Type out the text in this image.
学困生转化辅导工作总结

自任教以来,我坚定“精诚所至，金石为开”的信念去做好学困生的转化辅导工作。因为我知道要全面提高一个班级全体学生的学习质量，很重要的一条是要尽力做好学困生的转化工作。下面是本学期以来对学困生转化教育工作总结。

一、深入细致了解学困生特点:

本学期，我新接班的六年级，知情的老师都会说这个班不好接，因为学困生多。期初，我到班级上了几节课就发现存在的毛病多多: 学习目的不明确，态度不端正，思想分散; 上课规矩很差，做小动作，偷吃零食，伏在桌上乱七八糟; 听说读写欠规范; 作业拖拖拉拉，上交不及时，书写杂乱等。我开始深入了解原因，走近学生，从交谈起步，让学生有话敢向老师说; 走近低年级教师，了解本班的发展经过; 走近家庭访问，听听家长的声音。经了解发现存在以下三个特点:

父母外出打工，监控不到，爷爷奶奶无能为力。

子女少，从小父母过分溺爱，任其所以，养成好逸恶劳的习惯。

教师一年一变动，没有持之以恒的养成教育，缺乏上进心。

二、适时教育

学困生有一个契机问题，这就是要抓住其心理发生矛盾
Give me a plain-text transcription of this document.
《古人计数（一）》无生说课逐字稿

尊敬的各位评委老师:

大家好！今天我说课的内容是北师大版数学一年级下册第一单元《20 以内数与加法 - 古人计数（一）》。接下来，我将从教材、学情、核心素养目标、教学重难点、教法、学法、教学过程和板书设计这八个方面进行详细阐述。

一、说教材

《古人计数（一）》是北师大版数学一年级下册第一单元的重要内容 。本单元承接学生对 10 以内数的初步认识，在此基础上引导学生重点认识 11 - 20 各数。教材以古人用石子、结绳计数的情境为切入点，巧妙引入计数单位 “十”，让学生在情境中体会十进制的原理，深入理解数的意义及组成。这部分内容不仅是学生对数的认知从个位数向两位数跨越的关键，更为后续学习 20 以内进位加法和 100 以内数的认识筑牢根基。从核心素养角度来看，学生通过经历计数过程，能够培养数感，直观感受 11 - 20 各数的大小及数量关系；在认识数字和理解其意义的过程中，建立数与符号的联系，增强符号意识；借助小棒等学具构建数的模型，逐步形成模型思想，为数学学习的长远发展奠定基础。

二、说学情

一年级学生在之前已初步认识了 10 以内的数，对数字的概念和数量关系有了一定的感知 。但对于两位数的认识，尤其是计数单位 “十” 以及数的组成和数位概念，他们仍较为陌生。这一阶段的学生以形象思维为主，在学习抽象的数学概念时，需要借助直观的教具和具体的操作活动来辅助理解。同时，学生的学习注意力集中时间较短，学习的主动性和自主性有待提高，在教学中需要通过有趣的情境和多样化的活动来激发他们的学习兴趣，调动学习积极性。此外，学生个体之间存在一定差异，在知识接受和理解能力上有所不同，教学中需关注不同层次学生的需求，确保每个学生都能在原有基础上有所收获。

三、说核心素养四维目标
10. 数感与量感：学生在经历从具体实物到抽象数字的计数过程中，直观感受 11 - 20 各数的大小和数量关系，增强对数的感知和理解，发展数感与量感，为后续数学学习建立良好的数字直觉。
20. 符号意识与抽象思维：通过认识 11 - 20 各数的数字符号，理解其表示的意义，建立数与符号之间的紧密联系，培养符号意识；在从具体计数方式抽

_Short problem_:
Reproduce the listing above verbatim, from first line to last.

_Response to the exercise_:
Type out the text in this image.
学困生转化辅导工作总结

自任教以来,我坚定“精诚所至，金石为开”的信念去做好学困生的转化辅导工作。因为我知道要全面提高一个班级全体学生的学习质量，很重要的一条是要尽力做好学困生的转化工作。下面是本学期以来对学困生转化教育工作总结。

一、深入细致了解学困生特点:

本学期，我新接班的六年级，知情的老师都会说这个班不好接，因为学困生多。期初，我到班级上了几节课就发现存在的毛病多多: 学习目的不明确，态度不端正，思想分散; 上课规矩很差，做小动作，偷吃零食，伏在桌上乱七八糟; 听说读写欠规范; 作业拖拖拉拉，上交不及时，书写杂乱等。我开始深入了解原因，走近学生，从交谈起步，让学生有话敢向老师说; 走近低年级教师，了解本班的发展经过; 走近家庭访问，听听家长的声音。经了解发现存在以下三个特点:

父母外出打工，监控不到，爷爷奶奶无能为力。

子女少，从小父母过分溺爱，任其所以，养成好逸恶劳的习惯。

教师一年一变动，没有持之以恒的养成教育，缺乏上进心。

二、适时教育

学困生有一个契机问题，这就是要抓住其心理发生矛盾
Give me a plain-text transcription of this document.
《古人计数（一）》无生说课逐字稿

尊敬的各位评委老师:

大家好！今天我说课的内容是北师大版数学一年级下册第一单元《20 以内数与加法 - 古人计数（一）》。接下来，我将从教材、学情、核心素养目标、教学重难点、教法、学法、教学过程和板书设计这八个方面进行详细阐述。

一、说教材

《古人计数（一）》是北师大版数学一年级下册第一单元的重要内容 。本单元承接学生对 10 以内数的初步认识，在此基础上引导学生重点认识 11 - 20 各数。教材以古人用石子、结绳计数的情境为切入点，巧妙引入计数单位 “十”，让学生在情境中体会十进制的原理，深入理解数的意义及组成。这部分内容不仅是学生对数的认知从个位数向两位数跨越的关键，更为后续学习 20 以内进位加法和 100 以内数的认识筑牢根基。从核心素养角度来看，学生通过经历计数过程，能够培养数感，直观感受 11 - 20 各数的大小及数量关系；在认识数字和理解其意义的过程中，建立数与符号的联系，增强符号意识；借助小棒等学具构建数的模型，逐步形成模型思想，为数学学习的长远发展奠定基础。

二、说学情

一年级学生在之前已初步认识了 10 以内的数，对数字的概念和数量关系有了一定的感知 。但对于两位数的认识，尤其是计数单位 “十” 以及数的组成和数位概念，他们仍较为陌生。这一阶段的学生以形象思维为主，在学习抽象的数学概念时，需要借助直观的教具和具体的操作活动来辅助理解。同时，学生的学习注意力集中时间较短，学习的主动性和自主性有待提高，在教学中需要通过有趣的情境和多样化的活动来激发他们的学习兴趣，调动学习积极性。此外，学生个体之间存在一定差异，在知识接受和理解能力上有所不同，教学中需关注不同层次学生的需求，确保每个学生都能在原有基础上有所收获。

三、说核心素养四维目标
10. 数感与量感：学生在经历从具体实物到抽象数字的计数过程中，直观感受 11 - 20 各数的大小和数量关系，增强对数的感知和理解，发展数感与量感，为后续数学学习建立良好的数字直觉。
20. 符号意识与抽象思维：通过认识 11 - 20 各数的数字符号，理解其表示的意义，建立数与符号之间的紧密联系，培养符号意识；在从具体计数方式抽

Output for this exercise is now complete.